Give the listing again character for character, but drop the images.

====== Provided information ======

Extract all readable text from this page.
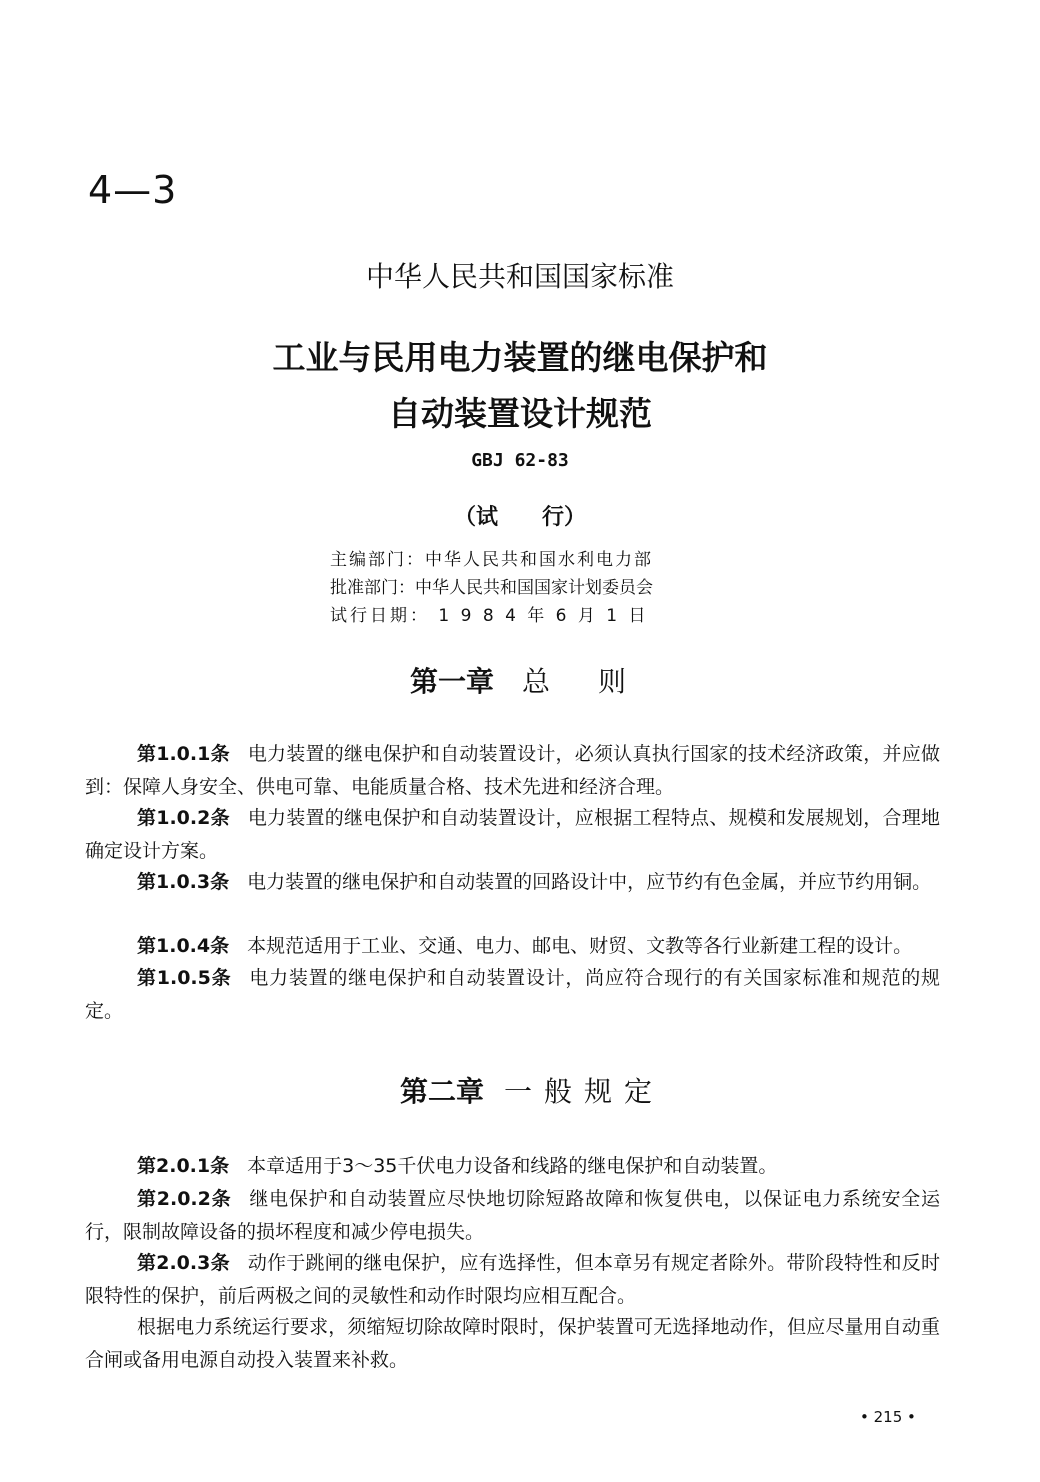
4—3
中华人民共和国国家标准
工业与民用电力装置的继电保护和
自动装置设计规范
GBJ 62-83
（试　　行）
主编部门：中华人民共和国水利电力部
批准部门：中华人民共和国国家计划委员会
试行日期： 1 9 8 4 年 6 月 1 日
第一章 总则
第1.0.1条 电力装置的继电保护和自动装置设计，必须认真执行国家的技术经济政策，并应做到：保障人身安全、供电可靠、电能质量合格、技术先进和经济合理。
第1.0.2条 电力装置的继电保护和自动装置设计，应根据工程特点、规模和发展规划，合理地确定设计方案。
第1.0.3条 电力装置的继电保护和自动装置的回路设计中，应节约有色金属，并应节约用铜。
第1.0.4条 本规范适用于工业、交通、电力、邮电、财贸、文教等各行业新建工程的设计。
第1.0.5条 电力装置的继电保护和自动装置设计，尚应符合现行的有关国家标准和规范的规定。
第二章 一般规定
第2.0.1条 本章适用于3～35千伏电力设备和线路的继电保护和自动装置。
第2.0.2条 继电保护和自动装置应尽快地切除短路故障和恢复供电，以保证电力系统安全运行，限制故障设备的损坏程度和减少停电损失。
第2.0.3条 动作于跳闸的继电保护，应有选择性，但本章另有规定者除外。带阶段特性和反时限特性的保护，前后两极之间的灵敏性和动作时限均应相互配合。
根据电力系统运行要求，须缩短切除故障时限时，保护装置可无选择地动作，但应尽量用自动重合闸或备用电源自动投入装置来补救。
• 215 •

======

→ **The completed task**
Extract all readable text from this page.
4—3
中华人民共和国国家标准
工业与民用电力装置的继电保护和
自动装置设计规范
GBJ 62-83
（试　　行）
主编部门：中华人民共和国水利电力部
批准部门：中华人民共和国国家计划委员会
试行日期： 1 9 8 4 年 6 月 1 日
第一章 总则
第1.0.1条 电力装置的继电保护和自动装置设计，必须认真执行国家的技术经济政策，并应做到：保障人身安全、供电可靠、电能质量合格、技术先进和经济合理。
第1.0.2条 电力装置的继电保护和自动装置设计，应根据工程特点、规模和发展规划，合理地确定设计方案。
第1.0.3条 电力装置的继电保护和自动装置的回路设计中，应节约有色金属，并应节约用铜。
第1.0.4条 本规范适用于工业、交通、电力、邮电、财贸、文教等各行业新建工程的设计。
第1.0.5条 电力装置的继电保护和自动装置设计，尚应符合现行的有关国家标准和规范的规定。
第二章 一般规定
第2.0.1条 本章适用于3～35千伏电力设备和线路的继电保护和自动装置。
第2.0.2条 继电保护和自动装置应尽快地切除短路故障和恢复供电，以保证电力系统安全运行，限制故障设备的损坏程度和减少停电损失。
第2.0.3条 动作于跳闸的继电保护，应有选择性，但本章另有规定者除外。带阶段特性和反时限特性的保护，前后两极之间的灵敏性和动作时限均应相互配合。
根据电力系统运行要求，须缩短切除故障时限时，保护装置可无选择地动作，但应尽量用自动重合闸或备用电源自动投入装置来补救。
• 215 •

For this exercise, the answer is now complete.